- _What needs to be done_:
From the article below on growing algae in bioplastic habitats, copy the passage starting at "In lab experiments" and ending at "a lifeless environment.".

START Page text

An international team of researchers led by Robin Wordsworth, the Gordon McKay Professor of Environmental Science and Engineering and Professor of Earth and Planetary Sciences, have demonstrated that they can grow green algae inside shelters made out of bioplastics in Mars-like conditions. The experiments are a first step toward designing sustainable habitats in space that won't require bringing materials from Earth.

"If you have a habitat that is composed of bioplastic, and it grows algae within it, that algae could produce more bioplastic," explained Wordsworth. "So you start to have a closed-loop system that can sustain itself and even grow through time."

The research is in Science Advances.

Growing algae in Mars-like conditions

In lab experiments that recreated the thin atmosphere of Mars, Wordsworth's team grew a common type of green algae called Dunaliella tertiolecta. The algae thrived inside a 3D-printed growth chamber made from a bioplastic called polylactic acid, which was able to block UV radiation while transmitting enough light to allow the algae to photosynthesize.

The algae was kept under a Mars-like 600 Pascals of atmospheric pressure—over 100 times lower than Earth—and in a carbon dioxide-rich environment, as opposed to mostly nitrogen and oxygen like on Earth.

Liquid water cannot exist at such low pressures, but the bioplastic chamber created a pressure gradient that stabilized water within it. The experiments point to bioplastics as potentially key to creating renewable systems for maintaining life in a lifeless environment.

END Page text
START Dataset entries

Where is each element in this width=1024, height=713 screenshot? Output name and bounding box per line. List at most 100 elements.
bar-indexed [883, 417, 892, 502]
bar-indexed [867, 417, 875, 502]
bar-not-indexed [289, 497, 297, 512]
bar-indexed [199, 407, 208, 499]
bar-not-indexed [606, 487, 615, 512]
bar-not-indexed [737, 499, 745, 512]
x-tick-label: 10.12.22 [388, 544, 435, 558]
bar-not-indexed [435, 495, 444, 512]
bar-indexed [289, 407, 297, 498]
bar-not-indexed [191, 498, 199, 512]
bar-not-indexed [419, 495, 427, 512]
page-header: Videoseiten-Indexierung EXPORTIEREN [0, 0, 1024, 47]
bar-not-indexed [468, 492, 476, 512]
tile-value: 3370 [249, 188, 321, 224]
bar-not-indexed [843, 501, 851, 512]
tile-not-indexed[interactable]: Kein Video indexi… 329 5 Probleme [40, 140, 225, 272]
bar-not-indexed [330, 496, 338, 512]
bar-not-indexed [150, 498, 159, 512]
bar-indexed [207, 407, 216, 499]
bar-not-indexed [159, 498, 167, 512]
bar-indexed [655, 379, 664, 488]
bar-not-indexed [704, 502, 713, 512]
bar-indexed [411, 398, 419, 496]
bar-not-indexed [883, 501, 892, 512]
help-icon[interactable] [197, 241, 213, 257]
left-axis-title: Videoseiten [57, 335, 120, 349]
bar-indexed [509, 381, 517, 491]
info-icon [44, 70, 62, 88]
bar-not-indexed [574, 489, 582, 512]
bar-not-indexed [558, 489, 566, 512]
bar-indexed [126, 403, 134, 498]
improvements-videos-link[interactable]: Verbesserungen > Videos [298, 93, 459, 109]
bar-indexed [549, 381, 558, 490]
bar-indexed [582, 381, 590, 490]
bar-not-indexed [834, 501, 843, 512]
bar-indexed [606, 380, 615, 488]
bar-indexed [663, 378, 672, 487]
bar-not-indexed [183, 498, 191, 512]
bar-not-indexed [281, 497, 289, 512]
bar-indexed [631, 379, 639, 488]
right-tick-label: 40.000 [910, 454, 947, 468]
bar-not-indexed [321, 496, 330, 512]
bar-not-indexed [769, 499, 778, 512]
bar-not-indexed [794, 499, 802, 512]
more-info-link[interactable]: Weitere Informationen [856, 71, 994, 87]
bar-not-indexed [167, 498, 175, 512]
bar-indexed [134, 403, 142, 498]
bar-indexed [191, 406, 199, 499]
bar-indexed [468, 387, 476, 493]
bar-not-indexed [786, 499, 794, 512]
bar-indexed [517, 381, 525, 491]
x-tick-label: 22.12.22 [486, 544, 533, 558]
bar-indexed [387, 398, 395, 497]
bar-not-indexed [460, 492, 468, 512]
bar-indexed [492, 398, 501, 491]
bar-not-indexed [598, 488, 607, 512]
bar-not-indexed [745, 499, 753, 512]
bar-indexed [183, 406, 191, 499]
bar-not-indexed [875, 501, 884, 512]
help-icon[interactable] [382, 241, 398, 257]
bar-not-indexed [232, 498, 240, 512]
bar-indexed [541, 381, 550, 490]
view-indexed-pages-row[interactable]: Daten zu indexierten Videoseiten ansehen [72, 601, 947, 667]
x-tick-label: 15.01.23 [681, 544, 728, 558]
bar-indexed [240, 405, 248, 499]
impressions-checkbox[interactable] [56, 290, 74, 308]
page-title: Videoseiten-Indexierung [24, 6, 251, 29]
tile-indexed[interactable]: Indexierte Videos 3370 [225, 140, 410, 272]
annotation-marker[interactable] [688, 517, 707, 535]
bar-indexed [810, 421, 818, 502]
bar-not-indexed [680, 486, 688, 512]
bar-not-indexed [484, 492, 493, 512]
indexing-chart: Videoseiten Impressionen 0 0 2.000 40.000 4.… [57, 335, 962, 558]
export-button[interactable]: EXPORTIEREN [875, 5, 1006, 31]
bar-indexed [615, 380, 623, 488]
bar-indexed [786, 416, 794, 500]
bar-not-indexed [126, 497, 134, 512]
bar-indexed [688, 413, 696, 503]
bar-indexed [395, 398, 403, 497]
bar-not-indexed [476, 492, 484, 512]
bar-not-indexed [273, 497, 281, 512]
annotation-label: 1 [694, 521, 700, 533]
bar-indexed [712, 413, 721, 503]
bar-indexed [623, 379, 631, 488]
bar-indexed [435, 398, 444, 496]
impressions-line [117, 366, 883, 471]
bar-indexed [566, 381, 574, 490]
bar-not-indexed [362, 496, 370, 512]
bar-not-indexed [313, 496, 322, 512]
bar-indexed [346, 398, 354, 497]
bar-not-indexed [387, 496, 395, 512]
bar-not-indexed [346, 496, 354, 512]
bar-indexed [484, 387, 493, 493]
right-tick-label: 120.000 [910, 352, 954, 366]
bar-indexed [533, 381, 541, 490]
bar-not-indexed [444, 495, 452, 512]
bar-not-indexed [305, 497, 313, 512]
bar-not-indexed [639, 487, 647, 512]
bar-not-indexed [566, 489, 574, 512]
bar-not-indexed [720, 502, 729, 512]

END Dataset entries

- _Exercise answer_:
In lab experiments that recreated the thin atmosphere of Mars, Wordsworth's team grew a common type of green algae called Dunaliella tertiolecta. The algae thrived inside a 3D-printed growth chamber made from a bioplastic called polylactic acid, which was able to block UV radiation while transmitting enough light to allow the algae to photosynthesize.

The algae was kept under a Mars-like 600 Pascals of atmospheric pressure—over 100 times lower than Earth—and in a carbon dioxide-rich environment, as opposed to mostly nitrogen and oxygen like on Earth.

Liquid water cannot exist at such low pressures, but the bioplastic chamber created a pressure gradient that stabilized water within it. The experiments point to bioplastics as potentially key to creating renewable systems for maintaining life in a lifeless environment.